## Extracted data
----------------

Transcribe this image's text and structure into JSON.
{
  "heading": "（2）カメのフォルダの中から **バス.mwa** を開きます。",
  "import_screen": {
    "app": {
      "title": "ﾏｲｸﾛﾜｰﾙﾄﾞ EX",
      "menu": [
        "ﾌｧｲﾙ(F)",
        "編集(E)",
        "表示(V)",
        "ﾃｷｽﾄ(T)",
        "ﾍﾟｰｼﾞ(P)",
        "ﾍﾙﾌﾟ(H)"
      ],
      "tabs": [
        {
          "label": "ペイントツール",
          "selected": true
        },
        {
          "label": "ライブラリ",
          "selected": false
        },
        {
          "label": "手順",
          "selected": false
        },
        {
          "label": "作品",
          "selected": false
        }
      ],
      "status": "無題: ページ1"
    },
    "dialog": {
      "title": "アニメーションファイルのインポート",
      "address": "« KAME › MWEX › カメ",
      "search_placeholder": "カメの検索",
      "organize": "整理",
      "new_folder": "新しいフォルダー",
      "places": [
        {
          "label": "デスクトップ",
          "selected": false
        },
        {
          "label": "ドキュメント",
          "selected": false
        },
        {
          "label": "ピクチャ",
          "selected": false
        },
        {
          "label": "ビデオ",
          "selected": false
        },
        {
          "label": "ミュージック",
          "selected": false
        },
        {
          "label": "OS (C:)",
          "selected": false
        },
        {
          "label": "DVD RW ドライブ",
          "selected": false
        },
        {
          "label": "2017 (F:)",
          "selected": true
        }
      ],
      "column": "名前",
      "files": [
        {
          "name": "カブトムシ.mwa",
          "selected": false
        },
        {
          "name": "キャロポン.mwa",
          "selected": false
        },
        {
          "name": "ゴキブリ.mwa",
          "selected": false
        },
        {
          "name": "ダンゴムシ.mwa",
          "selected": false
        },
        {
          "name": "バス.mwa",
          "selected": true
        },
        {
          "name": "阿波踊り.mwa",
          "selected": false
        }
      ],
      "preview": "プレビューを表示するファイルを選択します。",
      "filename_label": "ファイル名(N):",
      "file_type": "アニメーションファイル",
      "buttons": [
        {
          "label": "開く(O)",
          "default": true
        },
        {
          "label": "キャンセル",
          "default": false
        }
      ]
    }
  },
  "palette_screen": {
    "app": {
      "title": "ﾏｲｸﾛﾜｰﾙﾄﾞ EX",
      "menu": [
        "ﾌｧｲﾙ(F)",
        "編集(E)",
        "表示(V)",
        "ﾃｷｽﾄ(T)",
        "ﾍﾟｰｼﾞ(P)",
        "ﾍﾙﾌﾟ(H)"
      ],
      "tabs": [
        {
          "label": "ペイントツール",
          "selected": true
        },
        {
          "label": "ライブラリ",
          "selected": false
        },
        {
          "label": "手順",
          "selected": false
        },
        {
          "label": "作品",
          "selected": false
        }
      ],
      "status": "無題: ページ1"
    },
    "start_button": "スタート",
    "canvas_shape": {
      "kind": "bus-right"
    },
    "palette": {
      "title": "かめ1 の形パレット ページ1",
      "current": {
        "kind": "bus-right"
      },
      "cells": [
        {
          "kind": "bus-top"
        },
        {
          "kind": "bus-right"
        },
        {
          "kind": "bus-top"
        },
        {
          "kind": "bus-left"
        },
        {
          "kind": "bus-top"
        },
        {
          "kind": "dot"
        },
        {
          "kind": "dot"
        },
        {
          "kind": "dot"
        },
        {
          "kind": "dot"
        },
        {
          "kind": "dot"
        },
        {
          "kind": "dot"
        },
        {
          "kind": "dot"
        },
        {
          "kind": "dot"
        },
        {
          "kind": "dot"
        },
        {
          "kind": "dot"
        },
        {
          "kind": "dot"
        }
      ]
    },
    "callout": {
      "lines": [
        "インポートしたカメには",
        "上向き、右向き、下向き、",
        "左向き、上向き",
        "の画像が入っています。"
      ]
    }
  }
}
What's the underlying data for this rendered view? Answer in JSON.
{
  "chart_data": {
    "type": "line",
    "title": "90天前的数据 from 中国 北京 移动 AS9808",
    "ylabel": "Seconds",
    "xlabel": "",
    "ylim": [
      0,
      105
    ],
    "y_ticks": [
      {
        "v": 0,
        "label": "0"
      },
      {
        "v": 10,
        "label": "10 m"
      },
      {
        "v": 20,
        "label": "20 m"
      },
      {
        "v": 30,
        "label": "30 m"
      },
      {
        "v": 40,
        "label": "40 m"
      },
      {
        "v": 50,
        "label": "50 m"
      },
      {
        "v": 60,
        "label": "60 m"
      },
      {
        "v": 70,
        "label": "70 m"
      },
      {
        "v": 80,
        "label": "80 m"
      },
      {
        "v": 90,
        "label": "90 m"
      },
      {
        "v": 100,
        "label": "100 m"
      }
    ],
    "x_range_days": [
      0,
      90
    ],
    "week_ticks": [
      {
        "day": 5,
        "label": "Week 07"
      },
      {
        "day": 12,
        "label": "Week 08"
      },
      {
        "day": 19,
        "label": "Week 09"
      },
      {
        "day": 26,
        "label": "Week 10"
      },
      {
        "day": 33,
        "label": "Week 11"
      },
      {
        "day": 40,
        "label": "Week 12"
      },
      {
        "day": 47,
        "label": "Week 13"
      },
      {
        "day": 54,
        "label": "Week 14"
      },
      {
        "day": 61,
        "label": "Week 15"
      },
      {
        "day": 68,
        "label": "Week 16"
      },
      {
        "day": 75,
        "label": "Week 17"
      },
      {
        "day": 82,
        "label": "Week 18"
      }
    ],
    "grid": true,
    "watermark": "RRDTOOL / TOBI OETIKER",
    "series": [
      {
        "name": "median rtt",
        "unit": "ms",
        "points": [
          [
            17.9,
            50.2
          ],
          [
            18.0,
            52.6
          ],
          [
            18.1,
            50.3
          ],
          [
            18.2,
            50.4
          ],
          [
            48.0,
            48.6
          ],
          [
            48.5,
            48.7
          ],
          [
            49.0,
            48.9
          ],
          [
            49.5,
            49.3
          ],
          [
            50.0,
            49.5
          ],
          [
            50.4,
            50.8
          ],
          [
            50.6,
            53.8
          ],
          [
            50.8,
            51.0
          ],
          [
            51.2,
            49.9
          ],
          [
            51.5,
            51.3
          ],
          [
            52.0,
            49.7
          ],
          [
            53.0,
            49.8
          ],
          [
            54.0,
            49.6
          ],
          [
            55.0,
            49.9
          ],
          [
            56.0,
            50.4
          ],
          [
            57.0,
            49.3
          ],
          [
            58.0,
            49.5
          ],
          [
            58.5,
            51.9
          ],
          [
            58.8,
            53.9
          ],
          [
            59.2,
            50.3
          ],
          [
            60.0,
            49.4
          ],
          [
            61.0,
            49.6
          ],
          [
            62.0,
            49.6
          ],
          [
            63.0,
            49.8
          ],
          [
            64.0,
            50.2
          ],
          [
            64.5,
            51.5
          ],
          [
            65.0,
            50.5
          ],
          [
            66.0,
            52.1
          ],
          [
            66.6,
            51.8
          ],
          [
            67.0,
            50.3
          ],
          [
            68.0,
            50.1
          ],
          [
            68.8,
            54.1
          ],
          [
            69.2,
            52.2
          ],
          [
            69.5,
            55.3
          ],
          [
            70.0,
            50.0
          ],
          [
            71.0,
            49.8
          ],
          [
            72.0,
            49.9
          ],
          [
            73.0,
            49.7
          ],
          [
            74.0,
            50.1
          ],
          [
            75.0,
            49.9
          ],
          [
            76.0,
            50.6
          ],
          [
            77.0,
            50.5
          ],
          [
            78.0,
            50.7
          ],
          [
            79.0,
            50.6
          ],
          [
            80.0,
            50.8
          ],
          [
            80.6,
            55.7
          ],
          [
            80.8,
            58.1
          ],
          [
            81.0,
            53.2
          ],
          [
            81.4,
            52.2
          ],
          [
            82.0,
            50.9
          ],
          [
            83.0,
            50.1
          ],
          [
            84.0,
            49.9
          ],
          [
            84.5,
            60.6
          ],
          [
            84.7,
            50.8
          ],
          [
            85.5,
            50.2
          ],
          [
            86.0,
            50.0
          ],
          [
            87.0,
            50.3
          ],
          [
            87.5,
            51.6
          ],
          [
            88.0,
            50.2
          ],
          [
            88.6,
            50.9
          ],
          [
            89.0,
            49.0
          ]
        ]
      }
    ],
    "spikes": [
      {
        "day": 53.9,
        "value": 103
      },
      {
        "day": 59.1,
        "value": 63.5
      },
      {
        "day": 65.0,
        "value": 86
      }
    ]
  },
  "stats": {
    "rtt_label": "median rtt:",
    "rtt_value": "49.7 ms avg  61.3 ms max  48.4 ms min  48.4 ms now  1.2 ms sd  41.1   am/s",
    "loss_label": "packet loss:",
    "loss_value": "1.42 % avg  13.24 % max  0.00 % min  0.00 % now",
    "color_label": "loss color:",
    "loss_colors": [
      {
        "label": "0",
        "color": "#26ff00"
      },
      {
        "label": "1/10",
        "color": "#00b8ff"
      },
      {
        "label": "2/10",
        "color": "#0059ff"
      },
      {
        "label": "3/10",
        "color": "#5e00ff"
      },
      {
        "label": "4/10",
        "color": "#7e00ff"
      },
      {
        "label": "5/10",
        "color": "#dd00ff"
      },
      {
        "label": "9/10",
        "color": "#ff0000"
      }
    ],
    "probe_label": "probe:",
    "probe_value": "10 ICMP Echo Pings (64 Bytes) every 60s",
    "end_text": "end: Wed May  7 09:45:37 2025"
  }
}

----------------

## Directions for this task
Copy all lines from the material that contain "JSON".

## Written solution
Transcribe this image's text and structure into JSON.
What's the underlying data for this rendered view? Answer in JSON.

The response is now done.